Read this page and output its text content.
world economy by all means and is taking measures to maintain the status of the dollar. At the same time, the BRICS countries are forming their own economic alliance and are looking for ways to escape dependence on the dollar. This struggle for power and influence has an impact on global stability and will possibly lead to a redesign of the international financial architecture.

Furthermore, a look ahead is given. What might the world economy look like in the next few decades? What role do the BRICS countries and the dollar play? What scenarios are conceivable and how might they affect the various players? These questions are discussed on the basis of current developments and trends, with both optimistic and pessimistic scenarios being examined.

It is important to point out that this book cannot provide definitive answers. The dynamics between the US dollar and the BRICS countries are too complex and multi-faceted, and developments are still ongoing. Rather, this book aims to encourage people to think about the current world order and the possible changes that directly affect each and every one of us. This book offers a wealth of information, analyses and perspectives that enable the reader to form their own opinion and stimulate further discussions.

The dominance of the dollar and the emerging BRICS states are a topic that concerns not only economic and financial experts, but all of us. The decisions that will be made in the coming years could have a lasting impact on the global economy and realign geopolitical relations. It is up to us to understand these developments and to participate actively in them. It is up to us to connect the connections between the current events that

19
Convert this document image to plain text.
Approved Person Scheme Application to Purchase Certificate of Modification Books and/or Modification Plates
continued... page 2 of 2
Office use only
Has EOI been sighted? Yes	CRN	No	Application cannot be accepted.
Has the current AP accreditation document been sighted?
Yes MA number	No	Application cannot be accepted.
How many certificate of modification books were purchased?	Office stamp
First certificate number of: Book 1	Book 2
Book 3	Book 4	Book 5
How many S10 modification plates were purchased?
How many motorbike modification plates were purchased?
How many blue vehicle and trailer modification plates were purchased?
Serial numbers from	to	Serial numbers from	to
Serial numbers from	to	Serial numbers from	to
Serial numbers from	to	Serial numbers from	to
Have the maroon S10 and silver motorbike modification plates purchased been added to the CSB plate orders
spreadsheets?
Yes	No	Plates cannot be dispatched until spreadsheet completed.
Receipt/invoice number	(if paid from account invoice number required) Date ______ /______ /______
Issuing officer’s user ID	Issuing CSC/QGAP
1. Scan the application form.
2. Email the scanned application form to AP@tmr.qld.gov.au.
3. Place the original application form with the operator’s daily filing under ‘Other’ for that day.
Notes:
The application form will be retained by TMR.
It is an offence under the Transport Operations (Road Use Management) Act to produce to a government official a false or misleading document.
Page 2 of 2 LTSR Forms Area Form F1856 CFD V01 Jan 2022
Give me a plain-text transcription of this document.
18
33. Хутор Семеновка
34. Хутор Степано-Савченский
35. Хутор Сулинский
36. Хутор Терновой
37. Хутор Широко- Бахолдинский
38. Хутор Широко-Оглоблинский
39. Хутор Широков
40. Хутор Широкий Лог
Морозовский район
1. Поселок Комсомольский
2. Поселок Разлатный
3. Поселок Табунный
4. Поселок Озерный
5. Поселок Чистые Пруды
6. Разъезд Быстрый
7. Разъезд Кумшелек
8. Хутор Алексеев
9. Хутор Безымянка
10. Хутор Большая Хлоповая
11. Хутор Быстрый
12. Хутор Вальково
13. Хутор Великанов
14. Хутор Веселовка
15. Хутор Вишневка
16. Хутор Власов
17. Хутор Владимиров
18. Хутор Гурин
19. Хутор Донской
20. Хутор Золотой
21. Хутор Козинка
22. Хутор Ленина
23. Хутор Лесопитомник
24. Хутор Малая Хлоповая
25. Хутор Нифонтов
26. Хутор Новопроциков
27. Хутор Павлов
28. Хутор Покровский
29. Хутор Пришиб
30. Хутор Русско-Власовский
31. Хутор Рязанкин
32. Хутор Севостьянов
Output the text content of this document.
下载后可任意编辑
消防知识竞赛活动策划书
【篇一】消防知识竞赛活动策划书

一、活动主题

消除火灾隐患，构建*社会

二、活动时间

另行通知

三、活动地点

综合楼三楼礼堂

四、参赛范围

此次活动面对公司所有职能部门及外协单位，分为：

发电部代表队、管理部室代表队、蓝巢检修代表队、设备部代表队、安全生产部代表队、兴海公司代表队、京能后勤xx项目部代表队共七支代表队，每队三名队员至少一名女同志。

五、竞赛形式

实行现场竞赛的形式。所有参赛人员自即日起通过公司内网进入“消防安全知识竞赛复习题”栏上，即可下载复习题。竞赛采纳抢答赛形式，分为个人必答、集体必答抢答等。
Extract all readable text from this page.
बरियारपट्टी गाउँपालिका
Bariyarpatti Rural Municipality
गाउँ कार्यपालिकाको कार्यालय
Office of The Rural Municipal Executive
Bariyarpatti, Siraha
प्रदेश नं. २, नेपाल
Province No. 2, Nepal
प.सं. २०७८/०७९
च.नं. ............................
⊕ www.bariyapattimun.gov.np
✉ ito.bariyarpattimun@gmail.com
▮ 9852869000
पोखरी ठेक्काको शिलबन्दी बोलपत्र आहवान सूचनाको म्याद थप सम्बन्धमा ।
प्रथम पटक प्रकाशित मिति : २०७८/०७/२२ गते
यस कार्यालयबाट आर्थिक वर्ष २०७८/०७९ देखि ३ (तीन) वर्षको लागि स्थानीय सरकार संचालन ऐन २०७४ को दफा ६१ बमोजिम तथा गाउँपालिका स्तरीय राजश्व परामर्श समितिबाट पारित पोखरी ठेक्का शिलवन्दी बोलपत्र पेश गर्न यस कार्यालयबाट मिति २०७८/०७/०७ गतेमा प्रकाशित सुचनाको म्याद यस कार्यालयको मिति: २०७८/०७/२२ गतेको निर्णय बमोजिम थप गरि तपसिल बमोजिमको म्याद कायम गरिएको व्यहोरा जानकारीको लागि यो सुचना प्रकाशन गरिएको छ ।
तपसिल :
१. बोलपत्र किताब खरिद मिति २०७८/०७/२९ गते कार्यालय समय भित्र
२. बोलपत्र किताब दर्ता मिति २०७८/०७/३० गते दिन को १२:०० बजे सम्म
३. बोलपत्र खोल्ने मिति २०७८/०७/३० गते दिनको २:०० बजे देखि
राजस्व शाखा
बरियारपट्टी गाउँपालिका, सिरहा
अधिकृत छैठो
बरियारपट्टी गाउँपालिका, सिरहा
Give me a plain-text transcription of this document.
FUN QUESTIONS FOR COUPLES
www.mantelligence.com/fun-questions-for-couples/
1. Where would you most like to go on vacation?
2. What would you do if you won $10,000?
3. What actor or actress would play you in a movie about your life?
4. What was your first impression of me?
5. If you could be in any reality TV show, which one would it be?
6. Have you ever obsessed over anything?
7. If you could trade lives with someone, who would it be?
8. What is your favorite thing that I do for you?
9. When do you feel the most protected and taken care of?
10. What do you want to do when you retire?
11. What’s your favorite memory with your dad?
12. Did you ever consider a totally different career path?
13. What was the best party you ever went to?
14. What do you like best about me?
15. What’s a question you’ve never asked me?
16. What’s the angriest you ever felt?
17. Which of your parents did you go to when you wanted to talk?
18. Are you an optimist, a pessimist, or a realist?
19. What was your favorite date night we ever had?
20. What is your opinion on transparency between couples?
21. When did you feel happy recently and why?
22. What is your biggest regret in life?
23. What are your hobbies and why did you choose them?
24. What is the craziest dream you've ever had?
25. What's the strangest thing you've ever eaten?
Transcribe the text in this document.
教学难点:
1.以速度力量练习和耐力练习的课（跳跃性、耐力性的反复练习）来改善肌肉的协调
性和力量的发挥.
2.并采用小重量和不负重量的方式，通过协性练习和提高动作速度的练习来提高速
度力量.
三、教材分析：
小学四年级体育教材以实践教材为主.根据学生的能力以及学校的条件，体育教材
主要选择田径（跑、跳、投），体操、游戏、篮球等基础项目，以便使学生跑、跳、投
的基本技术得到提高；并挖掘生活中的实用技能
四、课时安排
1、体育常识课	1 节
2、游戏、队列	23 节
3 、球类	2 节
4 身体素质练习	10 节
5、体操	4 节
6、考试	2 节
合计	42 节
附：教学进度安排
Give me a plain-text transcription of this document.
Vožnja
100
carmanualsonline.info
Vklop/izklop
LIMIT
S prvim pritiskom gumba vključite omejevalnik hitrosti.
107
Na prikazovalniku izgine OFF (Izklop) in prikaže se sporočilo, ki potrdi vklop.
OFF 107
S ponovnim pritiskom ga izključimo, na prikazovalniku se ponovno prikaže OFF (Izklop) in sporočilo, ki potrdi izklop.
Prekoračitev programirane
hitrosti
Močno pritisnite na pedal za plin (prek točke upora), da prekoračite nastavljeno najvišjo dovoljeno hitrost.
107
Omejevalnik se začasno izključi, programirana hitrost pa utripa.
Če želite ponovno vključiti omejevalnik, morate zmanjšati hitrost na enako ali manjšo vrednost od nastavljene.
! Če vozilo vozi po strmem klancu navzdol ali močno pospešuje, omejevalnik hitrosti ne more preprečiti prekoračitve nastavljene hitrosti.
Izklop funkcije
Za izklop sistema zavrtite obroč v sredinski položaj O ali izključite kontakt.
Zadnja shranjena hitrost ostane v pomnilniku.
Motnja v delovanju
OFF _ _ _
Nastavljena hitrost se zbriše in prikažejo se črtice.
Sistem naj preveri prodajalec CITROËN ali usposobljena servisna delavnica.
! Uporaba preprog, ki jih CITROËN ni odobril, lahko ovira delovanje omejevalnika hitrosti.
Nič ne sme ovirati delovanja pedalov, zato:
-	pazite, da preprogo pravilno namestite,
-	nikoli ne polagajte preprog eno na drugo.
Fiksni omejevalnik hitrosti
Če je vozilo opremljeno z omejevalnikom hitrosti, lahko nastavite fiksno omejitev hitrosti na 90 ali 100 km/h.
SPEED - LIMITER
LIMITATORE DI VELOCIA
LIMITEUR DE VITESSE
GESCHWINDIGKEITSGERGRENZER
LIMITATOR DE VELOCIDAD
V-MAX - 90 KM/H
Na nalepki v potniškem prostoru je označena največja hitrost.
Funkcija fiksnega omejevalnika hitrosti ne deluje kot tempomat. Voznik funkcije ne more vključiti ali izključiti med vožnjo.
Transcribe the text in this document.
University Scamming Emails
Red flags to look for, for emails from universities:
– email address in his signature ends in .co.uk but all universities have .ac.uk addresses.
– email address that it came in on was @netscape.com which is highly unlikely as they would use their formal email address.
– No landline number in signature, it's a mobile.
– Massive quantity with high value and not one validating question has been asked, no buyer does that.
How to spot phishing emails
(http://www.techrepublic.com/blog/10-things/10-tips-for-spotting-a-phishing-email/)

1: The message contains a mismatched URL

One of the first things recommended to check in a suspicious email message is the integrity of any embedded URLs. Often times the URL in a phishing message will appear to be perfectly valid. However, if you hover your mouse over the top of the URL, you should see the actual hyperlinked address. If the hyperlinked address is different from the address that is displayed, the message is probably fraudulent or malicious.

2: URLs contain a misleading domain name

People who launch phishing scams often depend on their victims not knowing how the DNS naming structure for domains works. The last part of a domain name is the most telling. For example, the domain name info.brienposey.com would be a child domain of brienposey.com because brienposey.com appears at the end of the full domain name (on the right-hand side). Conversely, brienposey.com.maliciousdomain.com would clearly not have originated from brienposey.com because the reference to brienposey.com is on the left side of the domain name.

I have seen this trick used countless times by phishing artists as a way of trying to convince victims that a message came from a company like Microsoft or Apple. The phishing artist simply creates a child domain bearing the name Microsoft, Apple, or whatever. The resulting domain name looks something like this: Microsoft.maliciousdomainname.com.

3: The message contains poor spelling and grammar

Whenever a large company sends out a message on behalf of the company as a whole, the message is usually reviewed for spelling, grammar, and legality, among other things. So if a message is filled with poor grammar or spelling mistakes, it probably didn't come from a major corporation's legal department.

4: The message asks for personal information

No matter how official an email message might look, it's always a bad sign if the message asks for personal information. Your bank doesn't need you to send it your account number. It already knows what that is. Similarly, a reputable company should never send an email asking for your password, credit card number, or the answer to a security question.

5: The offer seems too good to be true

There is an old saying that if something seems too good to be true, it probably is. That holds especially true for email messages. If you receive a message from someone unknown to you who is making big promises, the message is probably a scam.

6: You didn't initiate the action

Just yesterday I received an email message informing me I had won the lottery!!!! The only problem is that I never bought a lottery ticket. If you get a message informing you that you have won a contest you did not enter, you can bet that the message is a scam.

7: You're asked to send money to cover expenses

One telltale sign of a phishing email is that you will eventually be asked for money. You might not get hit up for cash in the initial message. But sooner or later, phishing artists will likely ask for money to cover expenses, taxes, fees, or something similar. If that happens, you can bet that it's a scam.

*WRITTEN EXERCISE*. Show all lines from the records above where the word "sighted" occurs.

*EXERCISE ANSWER*.
Has EOI been sighted? Yes	CRN	No	Application cannot be accepted.
Has the current AP accreditation document been sighted?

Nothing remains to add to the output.